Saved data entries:
** Start **

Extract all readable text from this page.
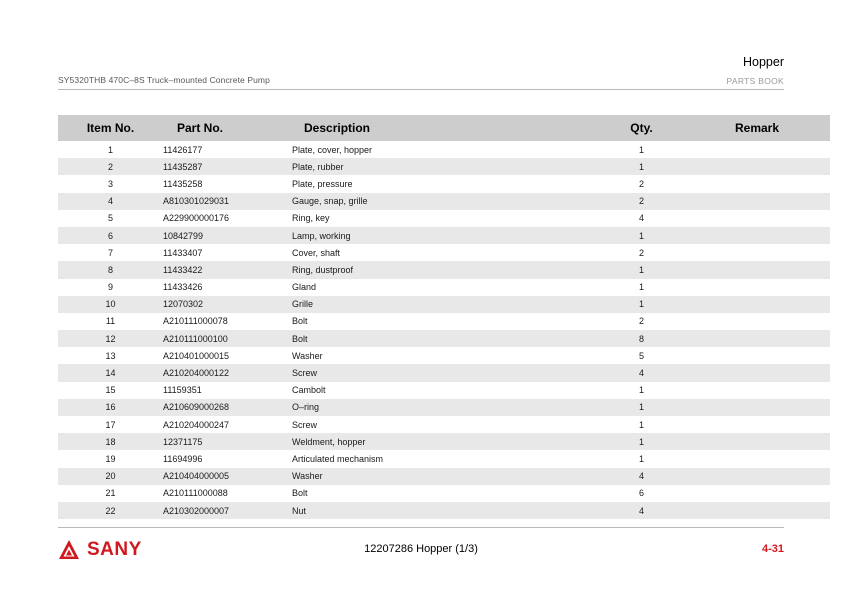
Hopper
PARTS BOOK
SY5320THB 470C–8S Truck–mounted Concrete Pump
Item No.	Part No.	Description	Qty.	Remark
1	11426177	Plate, cover, hopper	1	
2	11435287	Plate, rubber	1	
3	11435258	Plate, pressure	2	
4	A810301029031	Gauge, snap, grille	2	
5	A229900000176	Ring, key	4	
6	10842799	Lamp, working	1	
7	11433407	Cover, shaft	2	
8	11433422	Ring, dustproof	1	
9	11433426	Gland	1	
10	12070302	Grille	1	
11	A210111000078	Bolt	2	
12	A210111000100	Bolt	8	
13	A210401000015	Washer	5	
14	A210204000122	Screw	4	
15	11159351	Cambolt	1	
16	A210609000268	O–ring	1	
17	A210204000247	Screw	1	
18	12371175	Weldment, hopper	1	
19	11694996	Articulated mechanism	1	
20	A210404000005	Washer	4	
21	A210111000088	Bolt	6	
22	A210302000007	Nut	4	
SANY	12207286 Hopper (1/3)	4-31
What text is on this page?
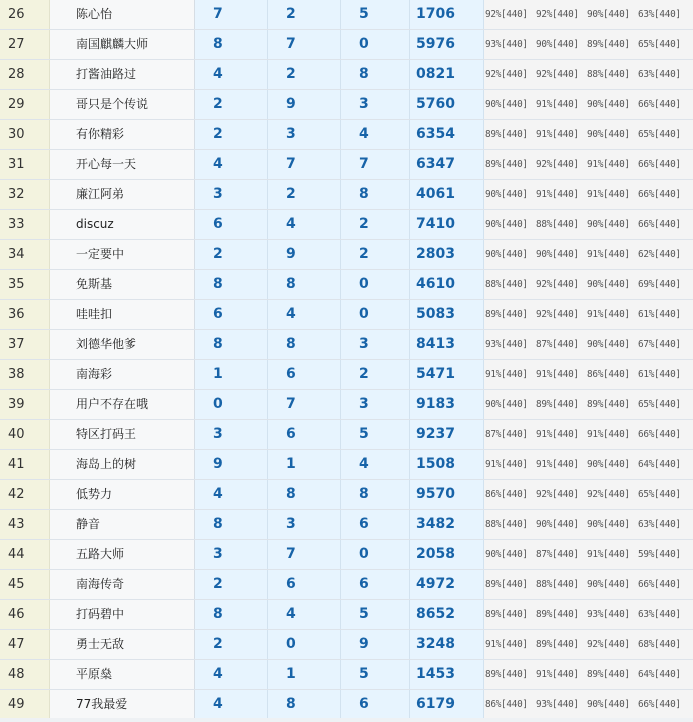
26	陈心怡	7	2	5	1706	92%[440] 92%[440] 90%[440] 63%[440]
27	南国麒麟大师	8	7	0	5976	93%[440] 90%[440] 89%[440] 65%[440]
28	打酱油路过	4	2	8	0821	92%[440] 92%[440] 88%[440] 63%[440]
29	哥只是个传说	2	9	3	5760	90%[440] 91%[440] 90%[440] 66%[440]
30	有你精彩	2	3	4	6354	89%[440] 91%[440] 90%[440] 65%[440]
31	开心每一天	4	7	7	6347	89%[440] 92%[440] 91%[440] 66%[440]
32	廉江阿弟	3	2	8	4061	90%[440] 91%[440] 91%[440] 66%[440]
33	discuz	6	4	2	7410	90%[440] 88%[440] 90%[440] 66%[440]
34	一定要中	2	9	2	2803	90%[440] 90%[440] 91%[440] 62%[440]
35	免斯基	8	8	0	4610	88%[440] 92%[440] 90%[440] 69%[440]
36	哇哇扣	6	4	0	5083	89%[440] 92%[440] 91%[440] 61%[440]
37	刘德华他爹	8	8	3	8413	93%[440] 87%[440] 90%[440] 67%[440]
38	南海彩	1	6	2	5471	91%[440] 91%[440] 86%[440] 61%[440]
39	用户不存在哦	0	7	3	9183	90%[440] 89%[440] 89%[440] 65%[440]
40	特区打码王	3	6	5	9237	87%[440] 91%[440] 91%[440] 66%[440]
41	海岛上的树	9	1	4	1508	91%[440] 91%[440] 90%[440] 64%[440]
42	低势力	4	8	8	9570	86%[440] 92%[440] 92%[440] 65%[440]
43	静音	8	3	6	3482	88%[440] 90%[440] 90%[440] 63%[440]
44	五路大师	3	7	0	2058	90%[440] 87%[440] 91%[440] 59%[440]
45	南海传奇	2	6	6	4972	89%[440] 88%[440] 90%[440] 66%[440]
46	打码碧中	8	4	5	8652	89%[440] 89%[440] 93%[440] 63%[440]
47	勇士无敌	2	0	9	3248	91%[440] 89%[440] 92%[440] 68%[440]
48	平原燊	4	1	5	1453	89%[440] 91%[440] 89%[440] 64%[440]
49	77我最爱	4	8	6	6179	86%[440] 93%[440] 90%[440] 66%[440]
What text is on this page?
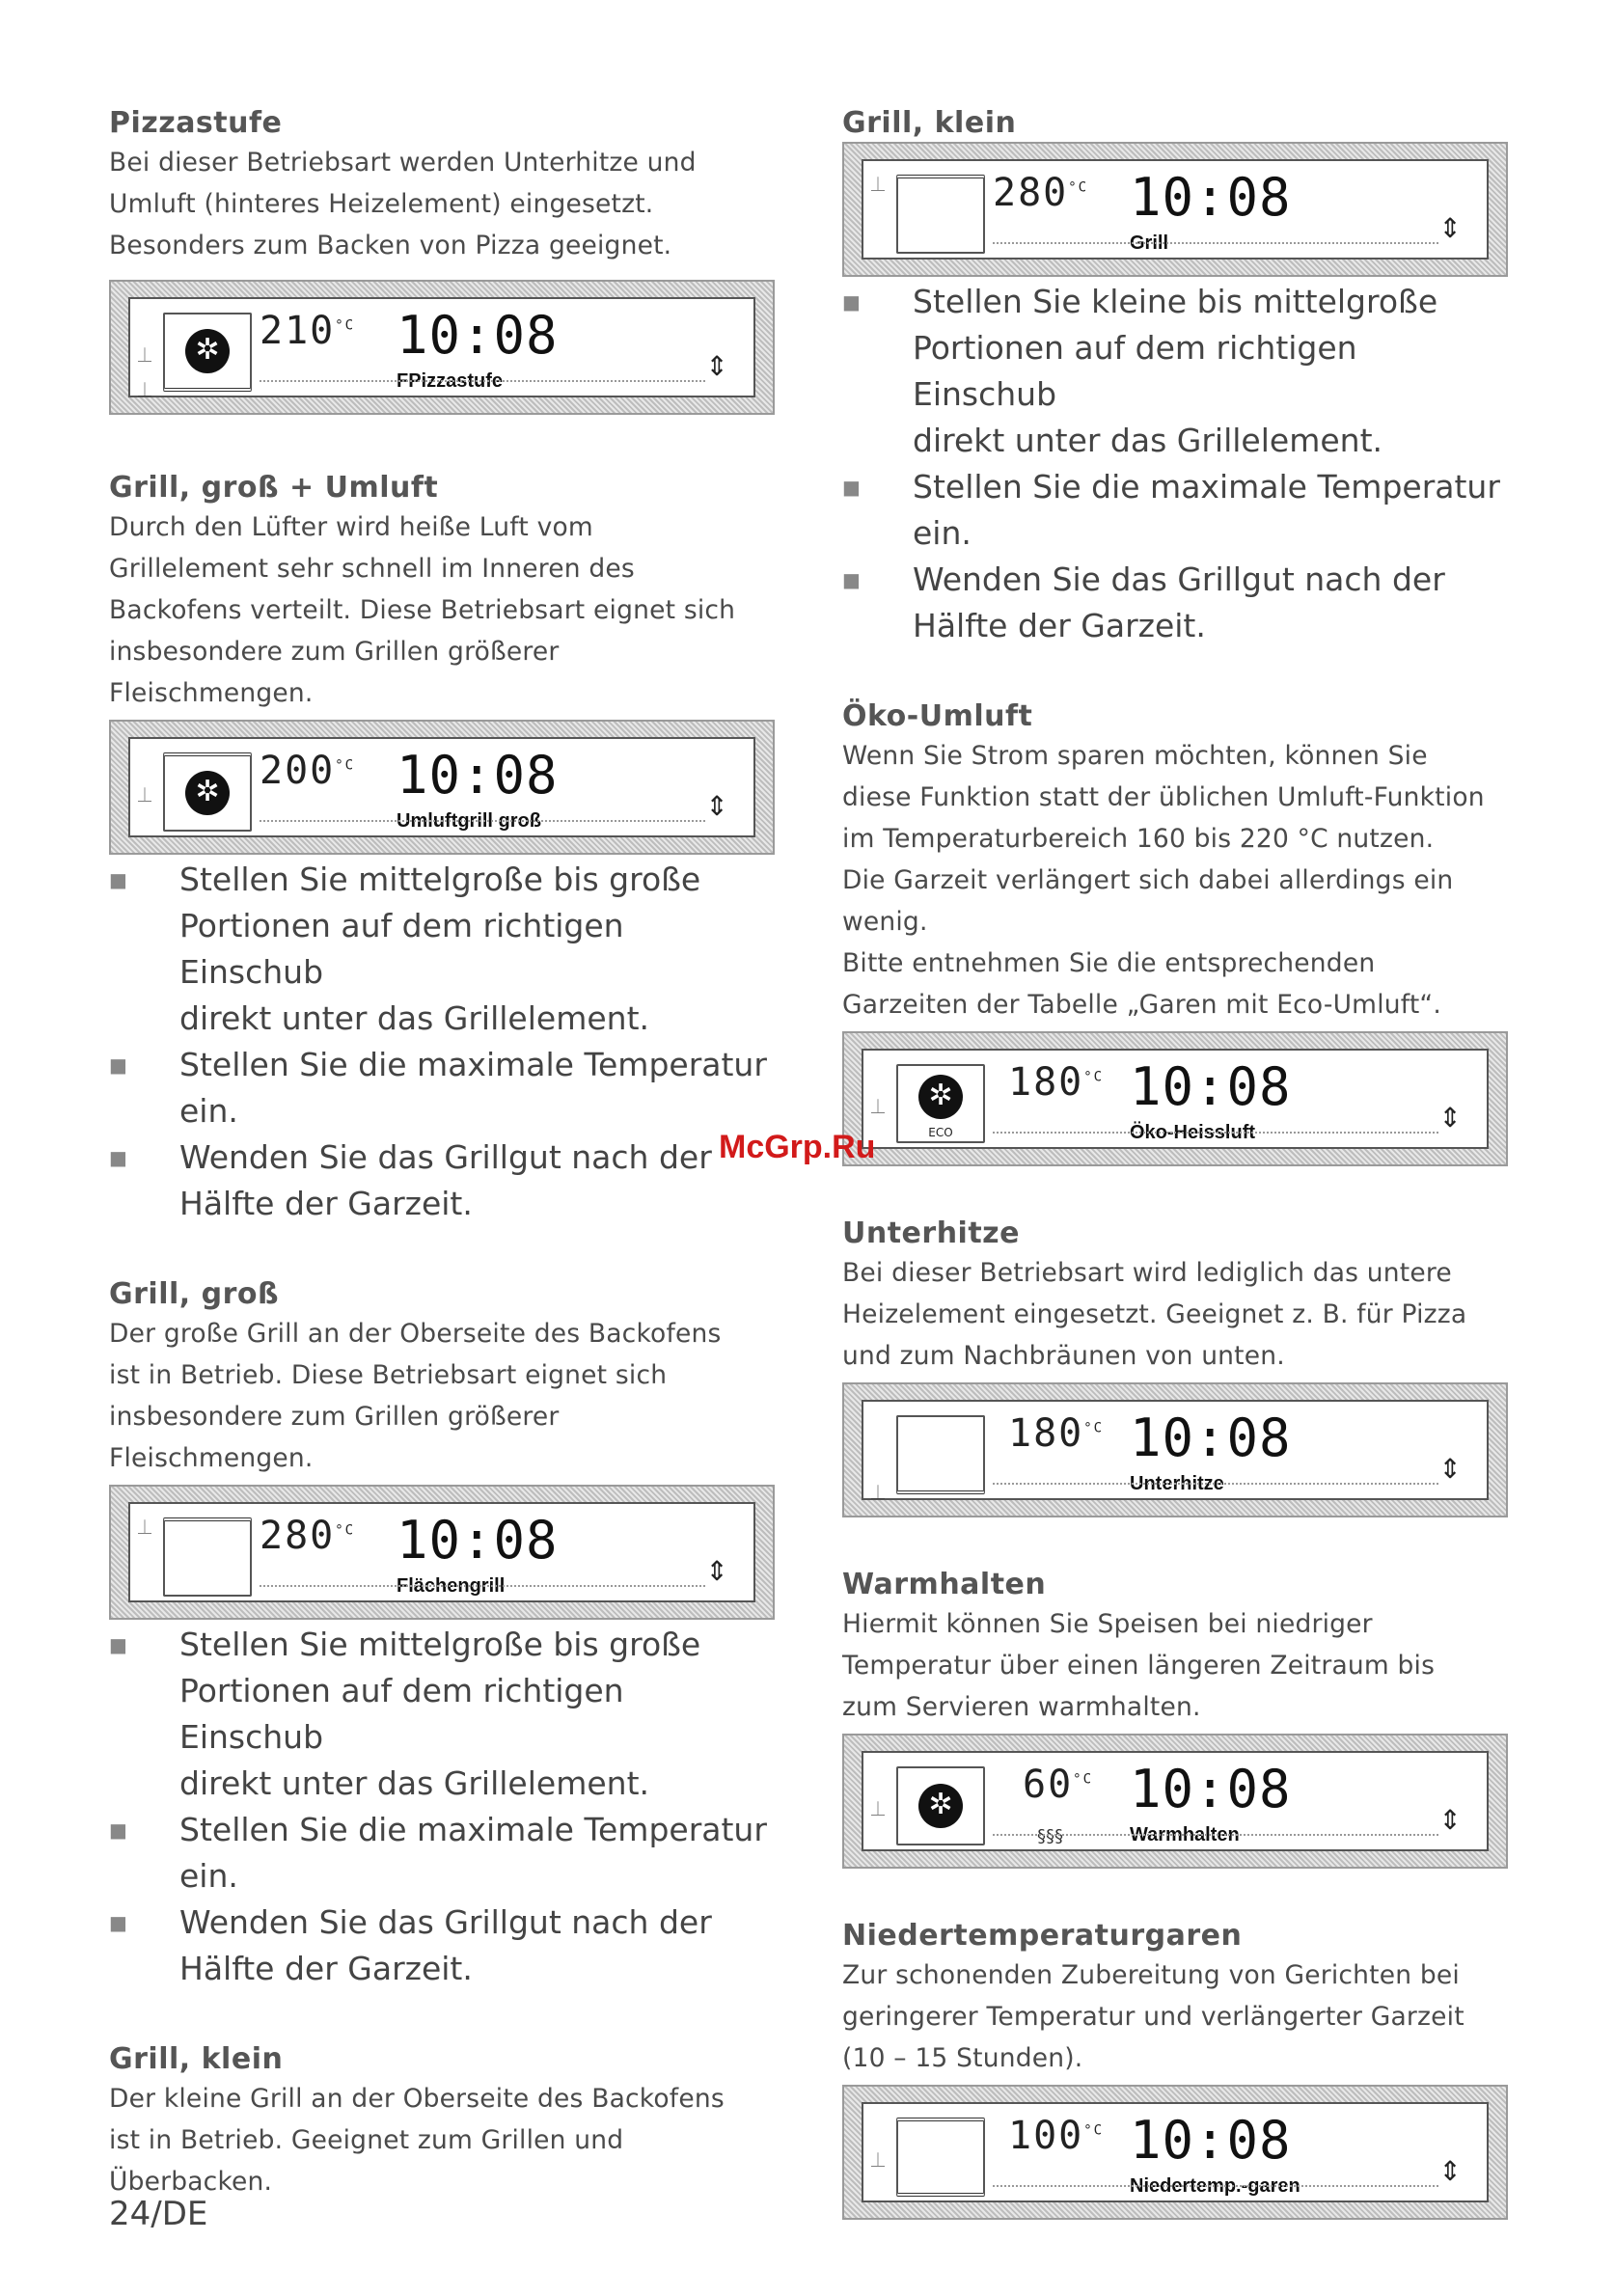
Pizzastufe

Bei dieser Betriebsart werden Unterhitze und
Umluft (hinteres Heizelement) eingesetzt.
Besonders zum Backen von Pizza geeignet.

⏊
⏊
✲ $210^{^\circ C}$ 10:08
FPizzastufe	⇕
Grill, groß + Umluft

Durch den Lüfter wird heiße Luft vom
Grillelement sehr schnell im Inneren des
Backofens verteilt. Diese Betriebsart eignet sich
insbesondere zum Grillen größerer
Fleischmengen.

⏊	✲ $200^{^\circ C}$ 10:08
Umluftgrill groß	⇕
■ Stellen Sie mittelgroße bis große
Portionen auf dem richtigen Einschub
direkt unter das Grillelement.
■ Stellen Sie die maximale Temperatur
ein.
■ Wenden Sie das Grillgut nach der
Hälfte der Garzeit.
Grill, groß

Der große Grill an der Oberseite des Backofens
ist in Betrieb. Diese Betriebsart eignet sich
insbesondere zum Grillen größerer
Fleischmengen.

⏊	$280^{^\circ C}$ 10:08
Flächengrill	⇕
■ Stellen Sie mittelgroße bis große
Portionen auf dem richtigen Einschub
direkt unter das Grillelement.
■ Stellen Sie die maximale Temperatur
ein.
■ Wenden Sie das Grillgut nach der
Hälfte der Garzeit.
Grill, klein

Der kleine Grill an der Oberseite des Backofens
ist in Betrieb. Geeignet zum Grillen und
Überbacken.

Grill, klein
⏊	$280^{^\circ C}$ 10:08
Grill	⇕
■ Stellen Sie kleine bis mittelgroße
Portionen auf dem richtigen Einschub
direkt unter das Grillelement.
■ Stellen Sie die maximale Temperatur
ein.
■ Wenden Sie das Grillgut nach der
Hälfte der Garzeit.
Öko-Umluft

Wenn Sie Strom sparen möchten, können Sie
diese Funktion statt der üblichen Umluft-Funktion
im Temperaturbereich 160 bis 220 °C nutzen.
Die Garzeit verlängert sich dabei allerdings ein
wenig.
Bitte entnehmen Sie die entsprechenden
Garzeiten der Tabelle „Garen mit Eco-Umluft“.

⏊	✲
ECO
$180^{^\circ C}$ 10:08
Öko-Heissluft	⇕
Unterhitze

Bei dieser Betriebsart wird lediglich das untere
Heizelement eingesetzt. Geeignet z. B. für Pizza
und zum Nachbräunen von unten.

⏊
$180^{^\circ C}$ 10:08
Unterhitze	⇕
Warmhalten

Hiermit können Sie Speisen bei niedriger
Temperatur über einen längeren Zeitraum bis
zum Servieren warmhalten.

⏊	✲ $60^{^\circ C}$
§§§
10:08
Warmhalten	⇕
Niedertemperaturgaren

Zur schonenden Zubereitung von Gerichten bei
geringerer Temperatur und verlängerter Garzeit
(10 – 15 Stunden).

⏊
$100^{^\circ C}$ 10:08
Niedertemp.-garen	⇕
McGrp.Ru
24/DE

** End **

Reproduce the full material exactly, excluding the pictures.

Extract all readable text from this page.
Hopper
PARTS BOOK
SY5320THB 470C–8S Truck–mounted Concrete Pump
Item No.	Part No.	Description	Qty.	Remark
1	11426177	Plate, cover, hopper	1	
2	11435287	Plate, rubber	1	
3	11435258	Plate, pressure	2	
4	A810301029031	Gauge, snap, grille	2	
5	A229900000176	Ring, key	4	
6	10842799	Lamp, working	1	
7	11433407	Cover, shaft	2	
8	11433422	Ring, dustproof	1	
9	11433426	Gland	1	
10	12070302	Grille	1	
11	A210111000078	Bolt	2	
12	A210111000100	Bolt	8	
13	A210401000015	Washer	5	
14	A210204000122	Screw	4	
15	11159351	Cambolt	1	
16	A210609000268	O–ring	1	
17	A210204000247	Screw	1	
18	12371175	Weldment, hopper	1	
19	11694996	Articulated mechanism	1	
20	A210404000005	Washer	4	
21	A210111000088	Bolt	6	
22	A210302000007	Nut	4	
SANY	12207286 Hopper (1/3)	4-31
What text is on this page?
26	陈心怡	7	2	5	1706	92%[440] 92%[440] 90%[440] 63%[440]
27	南国麒麟大师	8	7	0	5976	93%[440] 90%[440] 89%[440] 65%[440]
28	打酱油路过	4	2	8	0821	92%[440] 92%[440] 88%[440] 63%[440]
29	哥只是个传说	2	9	3	5760	90%[440] 91%[440] 90%[440] 66%[440]
30	有你精彩	2	3	4	6354	89%[440] 91%[440] 90%[440] 65%[440]
31	开心每一天	4	7	7	6347	89%[440] 92%[440] 91%[440] 66%[440]
32	廉江阿弟	3	2	8	4061	90%[440] 91%[440] 91%[440] 66%[440]
33	discuz	6	4	2	7410	90%[440] 88%[440] 90%[440] 66%[440]
34	一定要中	2	9	2	2803	90%[440] 90%[440] 91%[440] 62%[440]
35	免斯基	8	8	0	4610	88%[440] 92%[440] 90%[440] 69%[440]
36	哇哇扣	6	4	0	5083	89%[440] 92%[440] 91%[440] 61%[440]
37	刘德华他爹	8	8	3	8413	93%[440] 87%[440] 90%[440] 67%[440]
38	南海彩	1	6	2	5471	91%[440] 91%[440] 86%[440] 61%[440]
39	用户不存在哦	0	7	3	9183	90%[440] 89%[440] 89%[440] 65%[440]
40	特区打码王	3	6	5	9237	87%[440] 91%[440] 91%[440] 66%[440]
41	海岛上的树	9	1	4	1508	91%[440] 91%[440] 90%[440] 64%[440]
42	低势力	4	8	8	9570	86%[440] 92%[440] 92%[440] 65%[440]
43	静音	8	3	6	3482	88%[440] 90%[440] 90%[440] 63%[440]
44	五路大师	3	7	0	2058	90%[440] 87%[440] 91%[440] 59%[440]
45	南海传奇	2	6	6	4972	89%[440] 88%[440] 90%[440] 66%[440]
46	打码碧中	8	4	5	8652	89%[440] 89%[440] 93%[440] 63%[440]
47	勇士无敌	2	0	9	3248	91%[440] 89%[440] 92%[440] 68%[440]
48	平原燊	4	1	5	1453	89%[440] 91%[440] 89%[440] 64%[440]
49	77我最爱	4	8	6	6179	86%[440] 93%[440] 90%[440] 66%[440]
What text is on this page?
Pizzastufe

Bei dieser Betriebsart werden Unterhitze und
Umluft (hinteres Heizelement) eingesetzt.
Besonders zum Backen von Pizza geeignet.

⏊
⏊
✲ $210^{^\circ C}$ 10:08
FPizzastufe	⇕
Grill, groß + Umluft

Durch den Lüfter wird heiße Luft vom
Grillelement sehr schnell im Inneren des
Backofens verteilt. Diese Betriebsart eignet sich
insbesondere zum Grillen größerer
Fleischmengen.

⏊	✲ $200^{^\circ C}$ 10:08
Umluftgrill groß	⇕
■ Stellen Sie mittelgroße bis große
Portionen auf dem richtigen Einschub
direkt unter das Grillelement.
■ Stellen Sie die maximale Temperatur
ein.
■ Wenden Sie das Grillgut nach der
Hälfte der Garzeit.
Grill, groß

Der große Grill an der Oberseite des Backofens
ist in Betrieb. Diese Betriebsart eignet sich
insbesondere zum Grillen größerer
Fleischmengen.

⏊	$280^{^\circ C}$ 10:08
Flächengrill	⇕
■ Stellen Sie mittelgroße bis große
Portionen auf dem richtigen Einschub
direkt unter das Grillelement.
■ Stellen Sie die maximale Temperatur
ein.
■ Wenden Sie das Grillgut nach der
Hälfte der Garzeit.
Grill, klein

Der kleine Grill an der Oberseite des Backofens
ist in Betrieb. Geeignet zum Grillen und
Überbacken.

Grill, klein
⏊	$280^{^\circ C}$ 10:08
Grill	⇕
■ Stellen Sie kleine bis mittelgroße
Portionen auf dem richtigen Einschub
direkt unter das Grillelement.
■ Stellen Sie die maximale Temperatur
ein.
■ Wenden Sie das Grillgut nach der
Hälfte der Garzeit.
Öko-Umluft

Wenn Sie Strom sparen möchten, können Sie
diese Funktion statt der üblichen Umluft-Funktion
im Temperaturbereich 160 bis 220 °C nutzen.
Die Garzeit verlängert sich dabei allerdings ein
wenig.
Bitte entnehmen Sie die entsprechenden
Garzeiten der Tabelle „Garen mit Eco-Umluft“.

⏊	✲
ECO
$180^{^\circ C}$ 10:08
Öko-Heissluft	⇕
Unterhitze

Bei dieser Betriebsart wird lediglich das untere
Heizelement eingesetzt. Geeignet z. B. für Pizza
und zum Nachbräunen von unten.

⏊
$180^{^\circ C}$ 10:08
Unterhitze	⇕
Warmhalten

Hiermit können Sie Speisen bei niedriger
Temperatur über einen längeren Zeitraum bis
zum Servieren warmhalten.

⏊	✲ $60^{^\circ C}$
§§§
10:08
Warmhalten	⇕
Niedertemperaturgaren

Zur schonenden Zubereitung von Gerichten bei
geringerer Temperatur und verlängerter Garzeit
(10 – 15 Stunden).

⏊
$100^{^\circ C}$ 10:08
Niedertemp.-garen	⇕
McGrp.Ru
24/DE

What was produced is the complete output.